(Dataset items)

■ ■ ■

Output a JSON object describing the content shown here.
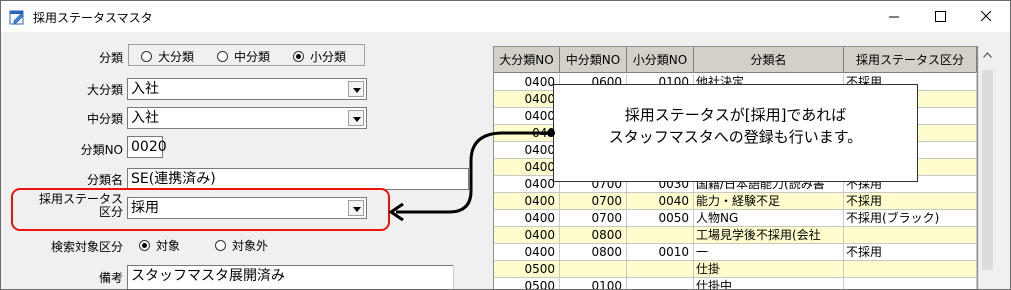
{
  "window": {
    "title": "採用ステータスマスタ",
    "icon": "edit-form-icon"
  },
  "form": {
    "classification_label": "分類",
    "classification_options": [
      "大分類",
      "中分類",
      "小分類"
    ],
    "classification_selected": "小分類",
    "major_label": "大分類",
    "major_value": "入社",
    "middle_label": "中分類",
    "middle_value": "入社",
    "class_no_label": "分類NO",
    "class_no_value": "0020",
    "class_name_label": "分類名",
    "class_name_value": "SE(連携済み)",
    "status_label_line1": "採用ステータス",
    "status_label_line2": "区分",
    "status_value": "採用",
    "search_label": "検索対象区分",
    "search_options": [
      "対象",
      "対象外"
    ],
    "search_selected": "対象",
    "memo_label": "備考",
    "memo_value": "スタッフマスタ展開済み"
  },
  "grid": {
    "columns": [
      "大分類NO",
      "中分類NO",
      "小分類NO",
      "分類名",
      "採用ステータス区分"
    ],
    "rows": [
      {
        "c1": "0400",
        "c2": "0600",
        "c3": "0100",
        "name": "他社決定",
        "status": "不採用",
        "bg": "w"
      },
      {
        "c1": "0400",
        "c2": "",
        "c3": "",
        "name": "",
        "status": "",
        "bg": "y"
      },
      {
        "c1": "0400",
        "c2": "",
        "c3": "",
        "name": "",
        "status": "",
        "bg": "w"
      },
      {
        "c1": "040",
        "c2": "",
        "c3": "",
        "name": "",
        "status": "",
        "bg": "y"
      },
      {
        "c1": "0400",
        "c2": "",
        "c3": "",
        "name": "",
        "status": "",
        "bg": "w"
      },
      {
        "c1": "0400",
        "c2": "",
        "c3": "",
        "name": "",
        "status": "",
        "bg": "y"
      },
      {
        "c1": "0400",
        "c2": "0700",
        "c3": "0030",
        "name": "国籍/日本語能力(読み書",
        "status": "不採用",
        "bg": "w"
      },
      {
        "c1": "0400",
        "c2": "0700",
        "c3": "0040",
        "name": "能力・経験不足",
        "status": "不採用",
        "bg": "y"
      },
      {
        "c1": "0400",
        "c2": "0700",
        "c3": "0050",
        "name": "人物NG",
        "status": "不採用(ブラック)",
        "bg": "w"
      },
      {
        "c1": "0400",
        "c2": "0800",
        "c3": "",
        "name": "工場見学後不採用(会社",
        "status": "",
        "bg": "y"
      },
      {
        "c1": "0400",
        "c2": "0800",
        "c3": "0010",
        "name": "一",
        "status": "不採用",
        "bg": "w"
      },
      {
        "c1": "0500",
        "c2": "",
        "c3": "",
        "name": "仕掛",
        "status": "",
        "bg": "y"
      },
      {
        "c1": "0500",
        "c2": "0100",
        "c3": "",
        "name": "仕掛中",
        "status": "",
        "bg": "w"
      }
    ]
  },
  "callout": {
    "line1": "採用ステータスが[採用]であれば",
    "line2": "スタッフマスタへの登録も行います。"
  },
  "colors": {
    "highlight_box": "#e8140e",
    "row_yellow": "#fffccd",
    "grid_header": "#d4d0c8"
  }
}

■ ■ ■

Leaving the pictures aside, transcribe the entire listing exactly.

Output a JSON object describing the content shown here.
{
  "window": {
    "title": "採用ステータスマスタ",
    "icon": "edit-form-icon"
  },
  "form": {
    "classification_label": "分類",
    "classification_options": [
      "大分類",
      "中分類",
      "小分類"
    ],
    "classification_selected": "小分類",
    "major_label": "大分類",
    "major_value": "入社",
    "middle_label": "中分類",
    "middle_value": "入社",
    "class_no_label": "分類NO",
    "class_no_value": "0020",
    "class_name_label": "分類名",
    "class_name_value": "SE(連携済み)",
    "status_label_line1": "採用ステータス",
    "status_label_line2": "区分",
    "status_value": "採用",
    "search_label": "検索対象区分",
    "search_options": [
      "対象",
      "対象外"
    ],
    "search_selected": "対象",
    "memo_label": "備考",
    "memo_value": "スタッフマスタ展開済み"
  },
  "grid": {
    "columns": [
      "大分類NO",
      "中分類NO",
      "小分類NO",
      "分類名",
      "採用ステータス区分"
    ],
    "rows": [
      {
        "c1": "0400",
        "c2": "0600",
        "c3": "0100",
        "name": "他社決定",
        "status": "不採用",
        "bg": "w"
      },
      {
        "c1": "0400",
        "c2": "",
        "c3": "",
        "name": "",
        "status": "",
        "bg": "y"
      },
      {
        "c1": "0400",
        "c2": "",
        "c3": "",
        "name": "",
        "status": "",
        "bg": "w"
      },
      {
        "c1": "040",
        "c2": "",
        "c3": "",
        "name": "",
        "status": "",
        "bg": "y"
      },
      {
        "c1": "0400",
        "c2": "",
        "c3": "",
        "name": "",
        "status": "",
        "bg": "w"
      },
      {
        "c1": "0400",
        "c2": "",
        "c3": "",
        "name": "",
        "status": "",
        "bg": "y"
      },
      {
        "c1": "0400",
        "c2": "0700",
        "c3": "0030",
        "name": "国籍/日本語能力(読み書",
        "status": "不採用",
        "bg": "w"
      },
      {
        "c1": "0400",
        "c2": "0700",
        "c3": "0040",
        "name": "能力・経験不足",
        "status": "不採用",
        "bg": "y"
      },
      {
        "c1": "0400",
        "c2": "0700",
        "c3": "0050",
        "name": "人物NG",
        "status": "不採用(ブラック)",
        "bg": "w"
      },
      {
        "c1": "0400",
        "c2": "0800",
        "c3": "",
        "name": "工場見学後不採用(会社",
        "status": "",
        "bg": "y"
      },
      {
        "c1": "0400",
        "c2": "0800",
        "c3": "0010",
        "name": "一",
        "status": "不採用",
        "bg": "w"
      },
      {
        "c1": "0500",
        "c2": "",
        "c3": "",
        "name": "仕掛",
        "status": "",
        "bg": "y"
      },
      {
        "c1": "0500",
        "c2": "0100",
        "c3": "",
        "name": "仕掛中",
        "status": "",
        "bg": "w"
      }
    ]
  },
  "callout": {
    "line1": "採用ステータスが[採用]であれば",
    "line2": "スタッフマスタへの登録も行います。"
  },
  "colors": {
    "highlight_box": "#e8140e",
    "row_yellow": "#fffccd",
    "grid_header": "#d4d0c8"
  }
}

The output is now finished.